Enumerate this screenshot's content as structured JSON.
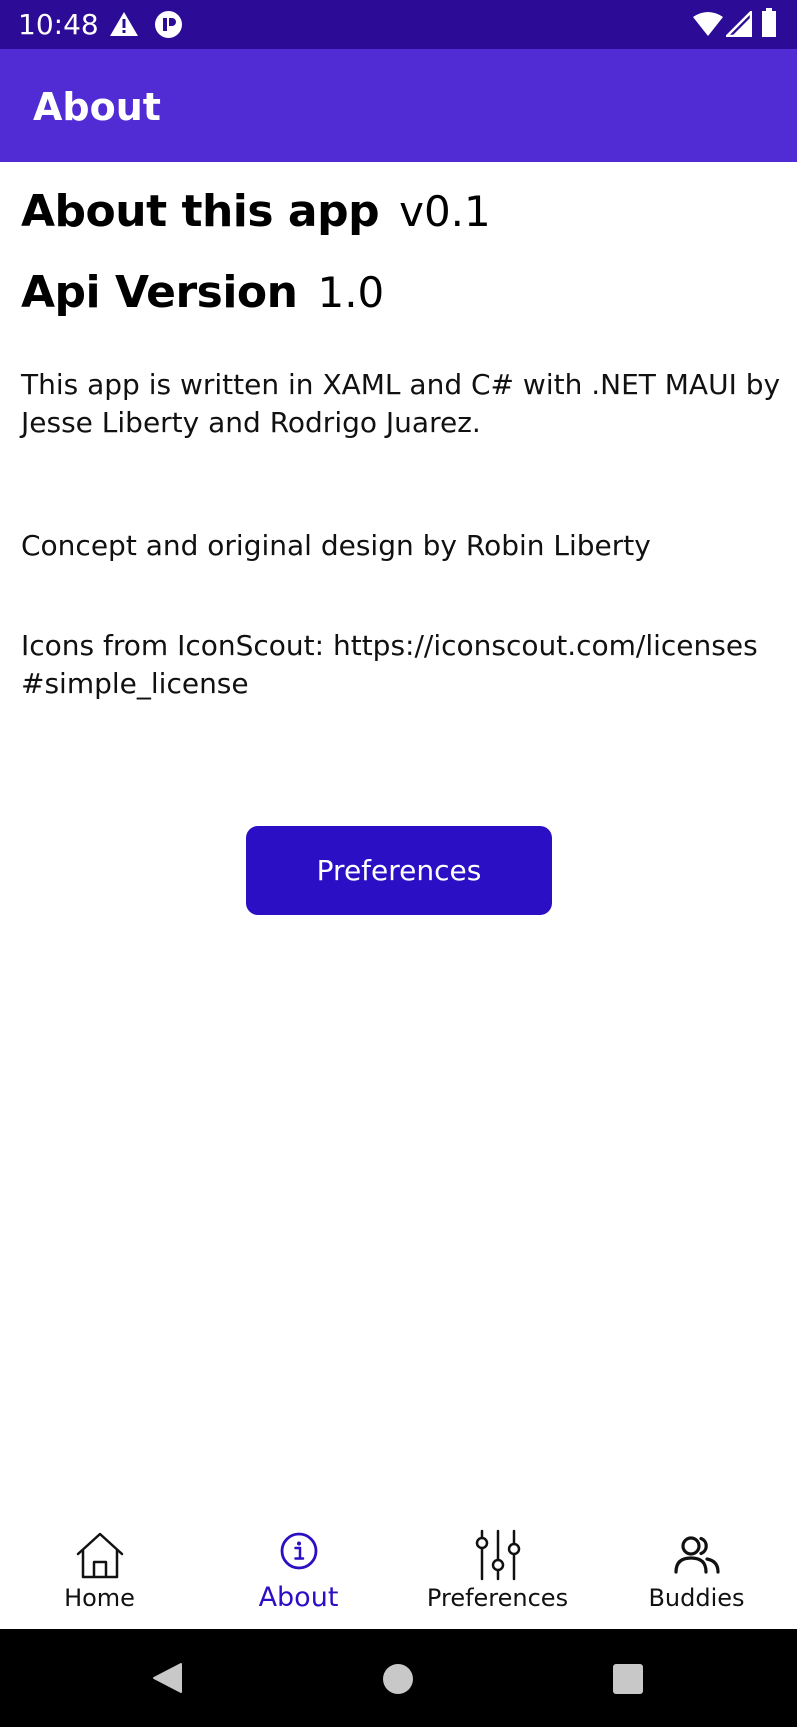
{
  "status_bar": {
    "time": "10:48",
    "icons": [
      "warning-icon",
      "privacy-indicator-icon",
      "wifi-icon",
      "cell-signal-icon",
      "battery-icon"
    ]
  },
  "app_bar": {
    "title": "About"
  },
  "content": {
    "about_label": "About this app",
    "app_version": "v0.1",
    "api_label": "Api Version",
    "api_version": "1.0",
    "description": "This app is written in XAML and C# with .NET MAUI by Jesse Liberty and Rodrigo Juarez.",
    "credit": "Concept and original design by Robin Liberty",
    "icons_credit_line1": "Icons from IconScout: https://iconscout.com/licenses",
    "icons_credit_line2": "#simple_license",
    "preferences_button": "Preferences"
  },
  "tabs": [
    {
      "label": "Home",
      "icon": "home-icon",
      "active": false
    },
    {
      "label": "About",
      "icon": "info-icon",
      "active": true
    },
    {
      "label": "Preferences",
      "icon": "sliders-icon",
      "active": false
    },
    {
      "label": "Buddies",
      "icon": "people-icon",
      "active": false
    }
  ],
  "nav_bar": {
    "buttons": [
      "back-icon",
      "home-circle-icon",
      "recents-icon"
    ]
  },
  "colors": {
    "status_bar": "#2c0c97",
    "app_bar": "#512bd4",
    "accent": "#2b0fc4",
    "nav_bar": "#000000"
  }
}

.....

GIVEN PROBLEM:
Transcribe the records above exactly, leaving out every picture.

WRITTEN SOLUTION:
Enumerate this screenshot's content as structured JSON.
{
  "status_bar": {
    "time": "10:48",
    "icons": [
      "warning-icon",
      "privacy-indicator-icon",
      "wifi-icon",
      "cell-signal-icon",
      "battery-icon"
    ]
  },
  "app_bar": {
    "title": "About"
  },
  "content": {
    "about_label": "About this app",
    "app_version": "v0.1",
    "api_label": "Api Version",
    "api_version": "1.0",
    "description": "This app is written in XAML and C# with .NET MAUI by Jesse Liberty and Rodrigo Juarez.",
    "credit": "Concept and original design by Robin Liberty",
    "icons_credit_line1": "Icons from IconScout: https://iconscout.com/licenses",
    "icons_credit_line2": "#simple_license",
    "preferences_button": "Preferences"
  },
  "tabs": [
    {
      "label": "Home",
      "icon": "home-icon",
      "active": false
    },
    {
      "label": "About",
      "icon": "info-icon",
      "active": true
    },
    {
      "label": "Preferences",
      "icon": "sliders-icon",
      "active": false
    },
    {
      "label": "Buddies",
      "icon": "people-icon",
      "active": false
    }
  ],
  "nav_bar": {
    "buttons": [
      "back-icon",
      "home-circle-icon",
      "recents-icon"
    ]
  },
  "colors": {
    "status_bar": "#2c0c97",
    "app_bar": "#512bd4",
    "accent": "#2b0fc4",
    "nav_bar": "#000000"
  }
}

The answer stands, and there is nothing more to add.